— START OF Extract to read —
WILLINK REPORT 1958:
THE FOLLOWING ARE EXCERPTS FROM THE REPORT OF THE COMMISSION APPOINTED TO “ENQUIRE INTO THE FEARS OF MINORITIES AND THE MEANS OF ALLAYING THEM”, OTHERWISE KNOWN AS “THE WILLINK COMMISSION REPORT OF JUNE 1958”

THE HISTORICAL AND POLITICAL BACKGROUND.

  1. “More than 98% of people who inhabit this area (the ‘Ibo Plateau’ of the Eastern region) are Ibo and speak one language, though of course with certain differences of dialect. There are nearly five million of them and they are too many for the soil to support: they are vigorous and intelligent and have pushed outward in every direction, seeking a livelihood by trade or in service in the surrounding areas of the Eastern Region, in the Western Region, in the North and outside Nigeria. They are no more popular with their neighbours than is usual in the case of an energetic and expanding people whose neighbours have a more leisurely outlook on life.”
  2. “Though there has been no great kingdom or indigenous culture in the Eastern Region, the coastal chiefs grew on their trade with the (European merchant) ships and they adopted customs, clothing and housing more advanced than those of the peoples of the interior on whom they had at first preyed for slaves. They came during the 19th Century to regard the people of the interior as backward and ignorant, and it was therefore a blow to their pride, as well as to their pockets, when the Ibos began to push outwards into the surrounding fringe of the country and particularly into the Calabar area, to take up land, to grow rich, to own houses and lorries and occupy posts in public services and in the services of large trading firms.”
— END OF Extract to read —
— START OF Information shown —
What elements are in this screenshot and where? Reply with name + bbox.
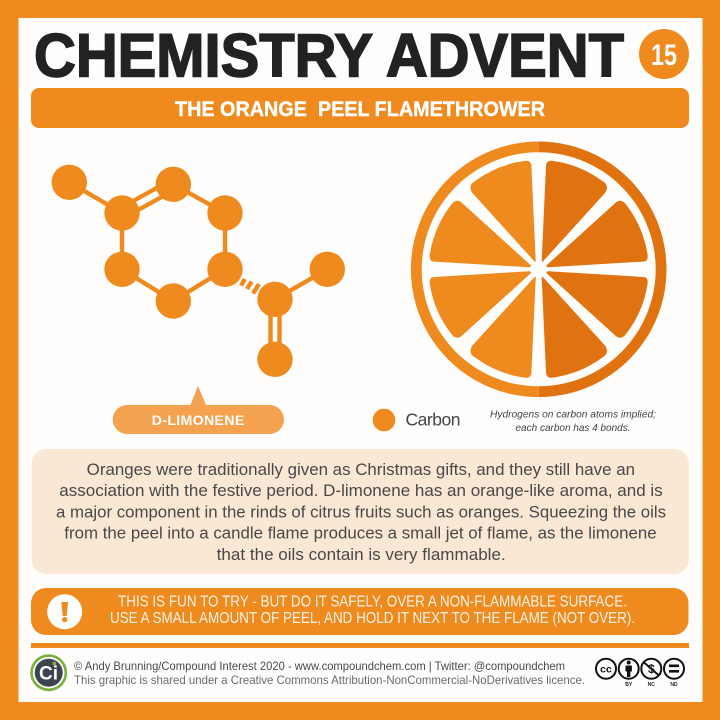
icon: exclamation mark xyxy=(47,594,82,629)
icon: creative commons licence badges: BY xyxy=(625,682,633,688)
footer credits xyxy=(74,659,585,687)
panel: description text: from the peel into a candle flame produces a small jet of flame, as the limonene xyxy=(64,525,657,543)
note: implied hydrogens: each carbon has 4 bonds. xyxy=(516,422,630,434)
icon: creative commons licence badges xyxy=(596,659,684,688)
panel: description text: that the oils contain is very flammable. xyxy=(217,546,506,564)
day number badge: 15 xyxy=(651,39,677,72)
warning banner: THIS IS FUN TO TRY - BUT DO IT SAFELY, OVER A NON-FLAMMABLE SURFACE. xyxy=(118,594,627,611)
icon: creative commons licence badges: NC xyxy=(648,682,655,688)
footer credits: © Andy Brunning/Compound Interest 2020 - www.compoundchem.com | Twitter: @compoundchem xyxy=(74,659,565,673)
panel: description text: association with the festive period. D-limonene has an orange-like aroma, and is xyxy=(59,482,663,500)
footer credits: This graphic is shared under a Creative Commons Attribution-NonCommercial-NoDerivatives licence. xyxy=(74,673,585,687)
molecule: d-limonene xyxy=(52,165,345,377)
day number badge xyxy=(639,29,689,79)
warning banner: USE A SMALL AMOUNT OF PEEL, AND HOLD IT NEXT TO THE FLAME (NOT OVER). xyxy=(110,610,635,627)
panel: description text: a major component in the rinds of citrus fruits such as oranges. Squeezing the oils xyxy=(56,504,666,522)
molecule name label: D-LIMONENE xyxy=(152,412,244,428)
subtitle banner xyxy=(31,88,689,128)
warning banner xyxy=(31,588,688,635)
panel: description text xyxy=(32,449,689,574)
panel: description text: Oranges were traditionally given as Christmas gifts, and they still have an xyxy=(87,461,635,479)
icon: creative commons licence badges: ND xyxy=(670,682,678,688)
legend: carbon xyxy=(373,409,460,431)
logo: compound interest xyxy=(30,654,67,691)
molecule name label xyxy=(113,386,284,434)
logo: compound interest: Ci xyxy=(39,664,58,684)
icon: creative commons licence badges: $ xyxy=(648,662,655,676)
icon: creative commons licence badges: cc xyxy=(600,664,612,676)
subtitle banner: THE ORANGE PEEL FLAMETHROWER xyxy=(175,97,545,121)
title: CHEMISTRY ADVENT xyxy=(34,22,624,90)
legend: carbon: Carbon xyxy=(406,410,460,430)
note: implied hydrogens: Hydrogens on carbon atoms implied; xyxy=(490,408,656,420)
orange slice illustration xyxy=(411,141,666,397)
— END OF Information shown —
> _Required work_
• a. How would you render this sentence from the Willink Report excerpt in French: "They are no more popular with their neighbours than is usual in the case of an energetic and expanding people whose neighbours have a more leisurely outlook on life."
• b. Could you carry on the Willink Report excerpt about the Ibo and the Eastern Region from the point where it stops?
Nothing in the listing is needed for this work.

> _Expected responses_
• a. Ils ne sont pas plus appréciés de leurs voisins que ne l'est habituellement un peuple énergique et en expansion dont les voisins ont une approche plus tranquille de la vie.

• b.
“It was among the Ibos, formerly despised by the people of Calabar as source of slaves and as a backward people of the interior, now feared and disliked as energetic and educated, that the first political party formed.”

  1. “It is important to remember that of this (Ogoja) Province’s 1,082,000 inhabitants, 723,000 are Ibos, almost entirely in Abakaliki and Afikpo (Divisions), while the census classifies 350,000 as “Other Nigerian Tribes.”
  2. The Rivers Province …includes the two divisions of Brass and Degema, both overwhelmingly Ijaw, and the Ogoni Division. The former Rivers Division also includes over 300,000 Ibos of whom 250,000 are in Ahoada Division and 45,000 in Port Harcourt. Port Harcourt is a town of recent growth and of rapidly increasing importance; it is built on land that belonged originally to an outlying branch of the Ibo tribe, the Diobus, but is largely inhabited by the Ibos from the interior who have come to trade or seek employment….Of the total 747,000 in the Rivers province, 305,000 are Ibos, 240,000 are Ijaws and 156,000 are Ogonis.”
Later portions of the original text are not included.